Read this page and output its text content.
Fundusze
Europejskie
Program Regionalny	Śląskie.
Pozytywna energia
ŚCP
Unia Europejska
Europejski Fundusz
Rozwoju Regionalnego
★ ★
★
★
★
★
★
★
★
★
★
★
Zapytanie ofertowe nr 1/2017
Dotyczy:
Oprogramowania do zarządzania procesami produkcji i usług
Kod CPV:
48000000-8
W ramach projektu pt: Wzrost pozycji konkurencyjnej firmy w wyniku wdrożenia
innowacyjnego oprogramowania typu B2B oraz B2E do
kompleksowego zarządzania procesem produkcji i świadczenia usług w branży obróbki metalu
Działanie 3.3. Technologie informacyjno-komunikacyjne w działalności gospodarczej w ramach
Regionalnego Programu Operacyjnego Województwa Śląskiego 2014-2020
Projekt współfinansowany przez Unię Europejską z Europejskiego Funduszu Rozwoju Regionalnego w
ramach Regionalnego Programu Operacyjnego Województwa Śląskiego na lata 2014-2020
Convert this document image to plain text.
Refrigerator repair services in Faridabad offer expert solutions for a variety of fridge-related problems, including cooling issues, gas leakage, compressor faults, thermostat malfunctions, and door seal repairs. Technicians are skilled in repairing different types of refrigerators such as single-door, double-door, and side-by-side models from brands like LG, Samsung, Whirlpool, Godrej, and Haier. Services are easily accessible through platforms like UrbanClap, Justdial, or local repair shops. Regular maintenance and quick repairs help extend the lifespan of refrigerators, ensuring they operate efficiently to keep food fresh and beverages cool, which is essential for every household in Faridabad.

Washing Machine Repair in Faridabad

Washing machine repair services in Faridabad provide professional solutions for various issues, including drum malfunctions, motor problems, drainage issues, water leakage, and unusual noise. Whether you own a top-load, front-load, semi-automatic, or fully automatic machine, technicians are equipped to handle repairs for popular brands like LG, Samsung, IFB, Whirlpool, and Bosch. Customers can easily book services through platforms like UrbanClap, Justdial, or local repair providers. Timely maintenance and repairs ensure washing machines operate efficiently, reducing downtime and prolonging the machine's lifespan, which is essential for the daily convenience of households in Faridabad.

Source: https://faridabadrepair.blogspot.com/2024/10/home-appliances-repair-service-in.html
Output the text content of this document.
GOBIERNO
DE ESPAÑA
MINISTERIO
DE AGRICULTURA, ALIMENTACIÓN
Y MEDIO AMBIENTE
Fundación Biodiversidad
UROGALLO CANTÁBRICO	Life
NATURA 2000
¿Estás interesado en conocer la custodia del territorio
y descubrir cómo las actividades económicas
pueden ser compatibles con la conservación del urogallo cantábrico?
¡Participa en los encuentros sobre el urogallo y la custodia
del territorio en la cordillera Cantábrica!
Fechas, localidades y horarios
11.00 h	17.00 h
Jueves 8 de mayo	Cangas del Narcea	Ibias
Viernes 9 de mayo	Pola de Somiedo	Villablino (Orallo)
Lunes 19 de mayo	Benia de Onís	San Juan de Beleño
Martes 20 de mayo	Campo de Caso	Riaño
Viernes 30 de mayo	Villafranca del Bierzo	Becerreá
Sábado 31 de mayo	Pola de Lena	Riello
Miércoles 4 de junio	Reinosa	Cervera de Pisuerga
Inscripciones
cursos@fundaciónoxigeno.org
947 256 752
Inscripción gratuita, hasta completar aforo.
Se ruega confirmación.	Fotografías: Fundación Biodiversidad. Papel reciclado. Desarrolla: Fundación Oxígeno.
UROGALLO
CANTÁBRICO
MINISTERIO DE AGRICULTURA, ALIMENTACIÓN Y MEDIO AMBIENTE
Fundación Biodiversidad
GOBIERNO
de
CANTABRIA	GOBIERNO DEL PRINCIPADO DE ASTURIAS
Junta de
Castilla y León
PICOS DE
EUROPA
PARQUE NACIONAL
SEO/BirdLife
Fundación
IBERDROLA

The task
Examine the records and pull out every line where the string "ALIMENTACIÓN" occurs.

Correct answer
DE AGRICULTURA, ALIMENTACIÓN
MINISTERIO DE AGRICULTURA, ALIMENTACIÓN Y MEDIO AMBIENTE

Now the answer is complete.